» Goal: Only the number is wanted: tally the lines below that contain the word "JSON".

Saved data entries

[START]

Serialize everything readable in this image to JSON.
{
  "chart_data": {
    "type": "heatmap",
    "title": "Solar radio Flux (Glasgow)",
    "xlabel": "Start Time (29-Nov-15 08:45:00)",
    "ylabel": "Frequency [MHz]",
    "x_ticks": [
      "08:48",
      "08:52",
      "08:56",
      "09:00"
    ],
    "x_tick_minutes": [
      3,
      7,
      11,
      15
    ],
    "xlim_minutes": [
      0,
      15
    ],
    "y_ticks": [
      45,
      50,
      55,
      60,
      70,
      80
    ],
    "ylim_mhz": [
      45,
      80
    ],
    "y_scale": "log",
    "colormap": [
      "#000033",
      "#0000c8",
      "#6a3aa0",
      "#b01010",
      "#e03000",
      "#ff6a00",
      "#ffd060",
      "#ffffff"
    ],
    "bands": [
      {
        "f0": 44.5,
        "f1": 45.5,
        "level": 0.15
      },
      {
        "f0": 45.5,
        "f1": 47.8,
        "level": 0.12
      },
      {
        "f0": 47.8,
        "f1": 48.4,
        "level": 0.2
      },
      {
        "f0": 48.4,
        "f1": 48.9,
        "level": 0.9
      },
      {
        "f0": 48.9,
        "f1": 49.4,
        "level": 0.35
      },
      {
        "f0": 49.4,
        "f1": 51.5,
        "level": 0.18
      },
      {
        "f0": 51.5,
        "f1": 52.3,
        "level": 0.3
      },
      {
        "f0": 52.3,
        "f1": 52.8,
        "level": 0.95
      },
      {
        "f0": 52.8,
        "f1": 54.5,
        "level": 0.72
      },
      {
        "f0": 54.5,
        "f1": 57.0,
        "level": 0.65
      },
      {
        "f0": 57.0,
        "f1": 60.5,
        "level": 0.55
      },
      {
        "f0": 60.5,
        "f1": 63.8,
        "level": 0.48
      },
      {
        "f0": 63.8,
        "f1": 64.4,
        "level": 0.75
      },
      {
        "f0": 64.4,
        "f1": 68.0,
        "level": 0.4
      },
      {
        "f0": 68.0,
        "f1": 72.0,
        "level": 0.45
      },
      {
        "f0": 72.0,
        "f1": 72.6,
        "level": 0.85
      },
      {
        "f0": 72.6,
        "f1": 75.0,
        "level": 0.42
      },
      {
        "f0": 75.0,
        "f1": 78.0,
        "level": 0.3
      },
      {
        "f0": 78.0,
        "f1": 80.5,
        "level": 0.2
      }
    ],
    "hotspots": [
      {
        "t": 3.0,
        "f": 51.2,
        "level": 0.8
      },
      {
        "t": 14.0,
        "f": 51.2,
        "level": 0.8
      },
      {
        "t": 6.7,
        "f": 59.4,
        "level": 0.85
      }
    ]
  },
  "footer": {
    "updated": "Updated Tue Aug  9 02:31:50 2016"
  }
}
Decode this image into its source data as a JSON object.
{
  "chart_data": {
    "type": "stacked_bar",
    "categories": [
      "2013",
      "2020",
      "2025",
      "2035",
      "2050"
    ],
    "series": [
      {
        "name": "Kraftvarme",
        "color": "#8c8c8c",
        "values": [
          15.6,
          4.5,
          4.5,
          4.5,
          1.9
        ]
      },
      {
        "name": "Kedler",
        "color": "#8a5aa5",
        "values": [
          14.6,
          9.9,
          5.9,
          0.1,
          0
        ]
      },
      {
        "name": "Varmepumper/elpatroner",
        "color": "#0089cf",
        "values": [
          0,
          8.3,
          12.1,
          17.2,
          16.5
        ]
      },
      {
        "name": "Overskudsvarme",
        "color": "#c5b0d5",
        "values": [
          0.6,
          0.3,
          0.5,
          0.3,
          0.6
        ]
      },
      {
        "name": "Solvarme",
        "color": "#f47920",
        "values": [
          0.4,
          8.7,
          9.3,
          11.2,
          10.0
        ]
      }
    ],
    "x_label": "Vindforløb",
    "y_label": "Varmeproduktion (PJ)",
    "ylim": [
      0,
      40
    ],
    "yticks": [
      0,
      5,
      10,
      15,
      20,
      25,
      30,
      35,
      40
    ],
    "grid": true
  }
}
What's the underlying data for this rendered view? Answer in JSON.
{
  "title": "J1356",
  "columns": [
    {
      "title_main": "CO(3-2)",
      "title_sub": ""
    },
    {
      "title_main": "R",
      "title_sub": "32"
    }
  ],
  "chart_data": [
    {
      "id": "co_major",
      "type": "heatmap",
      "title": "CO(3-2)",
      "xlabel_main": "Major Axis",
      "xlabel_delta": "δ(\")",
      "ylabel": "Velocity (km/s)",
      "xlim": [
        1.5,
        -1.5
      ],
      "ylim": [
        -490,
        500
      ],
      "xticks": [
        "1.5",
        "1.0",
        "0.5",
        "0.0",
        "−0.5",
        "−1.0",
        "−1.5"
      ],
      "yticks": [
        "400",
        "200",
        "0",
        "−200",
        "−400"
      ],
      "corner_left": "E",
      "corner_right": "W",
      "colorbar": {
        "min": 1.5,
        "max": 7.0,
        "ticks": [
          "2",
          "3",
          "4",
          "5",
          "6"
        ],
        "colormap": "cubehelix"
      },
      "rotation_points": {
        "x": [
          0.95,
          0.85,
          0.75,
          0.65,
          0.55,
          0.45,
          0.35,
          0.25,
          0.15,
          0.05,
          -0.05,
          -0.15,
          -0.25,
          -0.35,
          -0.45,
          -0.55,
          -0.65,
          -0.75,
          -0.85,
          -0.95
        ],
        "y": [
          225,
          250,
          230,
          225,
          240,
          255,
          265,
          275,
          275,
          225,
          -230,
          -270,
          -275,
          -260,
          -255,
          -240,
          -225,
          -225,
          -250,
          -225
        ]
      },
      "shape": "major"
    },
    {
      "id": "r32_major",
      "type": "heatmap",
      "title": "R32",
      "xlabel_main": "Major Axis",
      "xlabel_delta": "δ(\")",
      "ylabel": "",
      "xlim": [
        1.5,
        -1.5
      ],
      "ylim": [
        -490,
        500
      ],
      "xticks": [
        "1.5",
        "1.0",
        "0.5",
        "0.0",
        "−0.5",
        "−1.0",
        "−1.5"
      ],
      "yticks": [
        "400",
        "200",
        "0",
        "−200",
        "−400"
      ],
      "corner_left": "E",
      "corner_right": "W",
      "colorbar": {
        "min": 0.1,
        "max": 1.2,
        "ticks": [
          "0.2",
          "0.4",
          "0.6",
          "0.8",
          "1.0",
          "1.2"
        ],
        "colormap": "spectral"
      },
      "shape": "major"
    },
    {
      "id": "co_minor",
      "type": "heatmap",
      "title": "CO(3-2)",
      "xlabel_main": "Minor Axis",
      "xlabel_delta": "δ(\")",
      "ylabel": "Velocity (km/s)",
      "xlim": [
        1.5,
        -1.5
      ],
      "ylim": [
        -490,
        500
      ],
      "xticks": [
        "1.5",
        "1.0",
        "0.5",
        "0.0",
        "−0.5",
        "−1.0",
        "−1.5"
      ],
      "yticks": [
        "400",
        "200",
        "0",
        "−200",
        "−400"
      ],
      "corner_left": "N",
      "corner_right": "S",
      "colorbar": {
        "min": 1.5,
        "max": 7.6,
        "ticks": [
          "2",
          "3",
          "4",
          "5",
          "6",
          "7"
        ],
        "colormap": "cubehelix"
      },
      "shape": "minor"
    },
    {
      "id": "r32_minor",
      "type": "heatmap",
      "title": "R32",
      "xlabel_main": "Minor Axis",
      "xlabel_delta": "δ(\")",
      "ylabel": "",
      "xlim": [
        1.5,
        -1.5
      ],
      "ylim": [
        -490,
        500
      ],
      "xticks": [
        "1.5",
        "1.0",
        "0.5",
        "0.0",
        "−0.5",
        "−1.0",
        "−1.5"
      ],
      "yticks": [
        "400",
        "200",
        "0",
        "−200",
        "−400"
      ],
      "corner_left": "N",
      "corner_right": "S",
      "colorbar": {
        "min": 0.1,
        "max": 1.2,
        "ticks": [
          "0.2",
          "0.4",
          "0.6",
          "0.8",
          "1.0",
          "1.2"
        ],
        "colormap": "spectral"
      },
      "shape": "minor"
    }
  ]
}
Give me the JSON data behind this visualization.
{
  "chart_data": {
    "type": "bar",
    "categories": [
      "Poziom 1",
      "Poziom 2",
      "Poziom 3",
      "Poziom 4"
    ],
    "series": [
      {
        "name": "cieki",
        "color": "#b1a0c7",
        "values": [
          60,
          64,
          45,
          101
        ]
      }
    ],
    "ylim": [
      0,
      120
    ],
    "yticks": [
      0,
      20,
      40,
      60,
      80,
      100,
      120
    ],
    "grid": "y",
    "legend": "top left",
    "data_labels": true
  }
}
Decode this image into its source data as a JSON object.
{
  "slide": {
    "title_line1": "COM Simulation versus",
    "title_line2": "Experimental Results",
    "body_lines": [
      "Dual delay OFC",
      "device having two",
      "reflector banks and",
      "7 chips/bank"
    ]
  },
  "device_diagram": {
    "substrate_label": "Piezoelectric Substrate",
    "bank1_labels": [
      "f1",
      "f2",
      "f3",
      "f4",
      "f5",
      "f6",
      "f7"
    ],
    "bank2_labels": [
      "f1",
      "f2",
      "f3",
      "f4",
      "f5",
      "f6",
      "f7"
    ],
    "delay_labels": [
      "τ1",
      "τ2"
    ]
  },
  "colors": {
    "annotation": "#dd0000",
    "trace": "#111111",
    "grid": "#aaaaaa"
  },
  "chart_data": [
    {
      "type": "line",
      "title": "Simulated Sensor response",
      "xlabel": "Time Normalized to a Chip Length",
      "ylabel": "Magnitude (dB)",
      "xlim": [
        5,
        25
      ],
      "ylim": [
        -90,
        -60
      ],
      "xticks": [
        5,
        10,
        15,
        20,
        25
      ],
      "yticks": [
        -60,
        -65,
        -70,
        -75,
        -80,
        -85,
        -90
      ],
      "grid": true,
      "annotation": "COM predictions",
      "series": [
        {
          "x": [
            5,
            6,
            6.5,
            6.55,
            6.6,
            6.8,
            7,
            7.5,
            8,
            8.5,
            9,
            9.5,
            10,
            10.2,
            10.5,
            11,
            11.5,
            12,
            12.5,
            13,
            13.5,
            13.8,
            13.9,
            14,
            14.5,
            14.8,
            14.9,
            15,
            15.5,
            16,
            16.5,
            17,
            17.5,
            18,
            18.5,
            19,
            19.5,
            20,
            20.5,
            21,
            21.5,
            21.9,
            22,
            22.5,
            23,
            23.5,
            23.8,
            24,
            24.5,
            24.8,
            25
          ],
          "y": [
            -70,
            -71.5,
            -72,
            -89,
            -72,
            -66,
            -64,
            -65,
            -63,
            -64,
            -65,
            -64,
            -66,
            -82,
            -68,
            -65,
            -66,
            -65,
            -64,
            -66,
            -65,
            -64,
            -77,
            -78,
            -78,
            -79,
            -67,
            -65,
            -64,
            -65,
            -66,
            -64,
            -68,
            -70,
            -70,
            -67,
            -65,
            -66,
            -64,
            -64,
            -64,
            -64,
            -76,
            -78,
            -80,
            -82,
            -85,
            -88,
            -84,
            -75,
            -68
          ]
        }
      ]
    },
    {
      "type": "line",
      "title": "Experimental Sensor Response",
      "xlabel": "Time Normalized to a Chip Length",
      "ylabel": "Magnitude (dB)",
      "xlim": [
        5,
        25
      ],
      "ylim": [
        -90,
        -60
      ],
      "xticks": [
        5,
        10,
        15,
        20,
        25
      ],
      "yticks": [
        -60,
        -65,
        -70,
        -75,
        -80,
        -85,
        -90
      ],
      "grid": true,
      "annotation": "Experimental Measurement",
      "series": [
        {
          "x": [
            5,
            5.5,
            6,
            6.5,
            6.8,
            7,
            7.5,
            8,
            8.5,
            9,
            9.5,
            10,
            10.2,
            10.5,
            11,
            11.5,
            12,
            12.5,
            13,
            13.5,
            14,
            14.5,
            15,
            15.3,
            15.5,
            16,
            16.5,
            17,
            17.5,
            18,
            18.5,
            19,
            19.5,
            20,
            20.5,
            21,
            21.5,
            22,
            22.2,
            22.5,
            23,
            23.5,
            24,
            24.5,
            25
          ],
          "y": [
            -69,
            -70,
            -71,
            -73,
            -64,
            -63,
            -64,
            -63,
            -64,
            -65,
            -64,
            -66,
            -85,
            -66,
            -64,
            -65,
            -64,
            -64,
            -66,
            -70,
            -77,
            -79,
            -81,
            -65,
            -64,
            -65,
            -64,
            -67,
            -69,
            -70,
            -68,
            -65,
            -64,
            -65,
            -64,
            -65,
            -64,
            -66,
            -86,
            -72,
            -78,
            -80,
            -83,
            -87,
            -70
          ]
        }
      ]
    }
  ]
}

[END]

» The reply: 5